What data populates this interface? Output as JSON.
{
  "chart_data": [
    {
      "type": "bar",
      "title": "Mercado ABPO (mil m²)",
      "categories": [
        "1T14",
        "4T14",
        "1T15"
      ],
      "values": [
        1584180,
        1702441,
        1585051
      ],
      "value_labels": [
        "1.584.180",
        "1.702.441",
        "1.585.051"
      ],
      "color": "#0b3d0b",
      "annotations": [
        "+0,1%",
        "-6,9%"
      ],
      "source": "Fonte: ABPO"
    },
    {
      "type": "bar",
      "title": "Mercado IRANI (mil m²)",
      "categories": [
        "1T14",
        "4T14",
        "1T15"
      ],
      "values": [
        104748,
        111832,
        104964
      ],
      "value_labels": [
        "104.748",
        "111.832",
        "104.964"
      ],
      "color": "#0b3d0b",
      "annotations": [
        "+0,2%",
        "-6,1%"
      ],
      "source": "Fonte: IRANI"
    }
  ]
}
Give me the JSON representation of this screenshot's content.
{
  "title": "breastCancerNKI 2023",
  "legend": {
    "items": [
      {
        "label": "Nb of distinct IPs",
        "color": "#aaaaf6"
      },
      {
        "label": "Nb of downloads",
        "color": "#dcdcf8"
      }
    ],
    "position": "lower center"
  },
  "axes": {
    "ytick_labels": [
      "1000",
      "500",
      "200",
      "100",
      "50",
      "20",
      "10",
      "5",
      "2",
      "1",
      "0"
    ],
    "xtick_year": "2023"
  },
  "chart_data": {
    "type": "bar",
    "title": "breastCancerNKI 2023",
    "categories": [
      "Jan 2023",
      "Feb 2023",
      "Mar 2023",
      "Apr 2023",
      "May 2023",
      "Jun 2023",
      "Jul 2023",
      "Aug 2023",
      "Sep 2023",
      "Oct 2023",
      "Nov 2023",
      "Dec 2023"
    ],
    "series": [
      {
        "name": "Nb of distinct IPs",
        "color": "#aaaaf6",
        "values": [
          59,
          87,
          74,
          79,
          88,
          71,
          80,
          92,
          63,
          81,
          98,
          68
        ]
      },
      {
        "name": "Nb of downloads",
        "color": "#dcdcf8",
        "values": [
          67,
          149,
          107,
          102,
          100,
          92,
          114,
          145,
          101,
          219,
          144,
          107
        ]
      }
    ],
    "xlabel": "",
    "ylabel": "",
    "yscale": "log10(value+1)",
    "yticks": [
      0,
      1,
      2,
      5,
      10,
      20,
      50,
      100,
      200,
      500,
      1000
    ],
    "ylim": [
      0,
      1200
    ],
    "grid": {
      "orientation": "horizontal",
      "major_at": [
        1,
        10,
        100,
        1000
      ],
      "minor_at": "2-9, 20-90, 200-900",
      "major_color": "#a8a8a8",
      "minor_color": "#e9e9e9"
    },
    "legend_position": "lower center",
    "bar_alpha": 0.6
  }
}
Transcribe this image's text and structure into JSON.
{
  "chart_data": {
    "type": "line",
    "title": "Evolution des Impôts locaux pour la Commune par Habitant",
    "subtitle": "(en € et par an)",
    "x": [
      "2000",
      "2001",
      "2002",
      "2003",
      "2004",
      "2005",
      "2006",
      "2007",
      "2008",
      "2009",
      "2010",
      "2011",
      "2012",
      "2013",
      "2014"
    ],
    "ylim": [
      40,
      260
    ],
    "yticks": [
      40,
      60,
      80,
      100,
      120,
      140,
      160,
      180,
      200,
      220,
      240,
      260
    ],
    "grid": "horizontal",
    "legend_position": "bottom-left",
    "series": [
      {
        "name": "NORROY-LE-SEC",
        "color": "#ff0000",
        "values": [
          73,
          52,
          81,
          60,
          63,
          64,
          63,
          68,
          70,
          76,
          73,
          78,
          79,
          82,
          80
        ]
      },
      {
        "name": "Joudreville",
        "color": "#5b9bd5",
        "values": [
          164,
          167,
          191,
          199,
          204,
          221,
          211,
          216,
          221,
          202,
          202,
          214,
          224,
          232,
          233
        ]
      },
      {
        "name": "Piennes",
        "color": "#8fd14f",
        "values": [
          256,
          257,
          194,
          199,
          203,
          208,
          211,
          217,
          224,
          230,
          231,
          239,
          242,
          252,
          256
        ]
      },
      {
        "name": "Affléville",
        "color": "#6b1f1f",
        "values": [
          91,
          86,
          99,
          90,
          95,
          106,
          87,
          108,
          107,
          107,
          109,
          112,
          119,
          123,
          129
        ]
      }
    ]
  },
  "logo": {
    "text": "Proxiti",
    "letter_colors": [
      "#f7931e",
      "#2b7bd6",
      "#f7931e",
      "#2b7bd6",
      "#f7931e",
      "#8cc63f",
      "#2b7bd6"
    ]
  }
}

What this task involves: Give the count of lines in the records that contain "JSON", and no other text.

Answer to the exercise: 3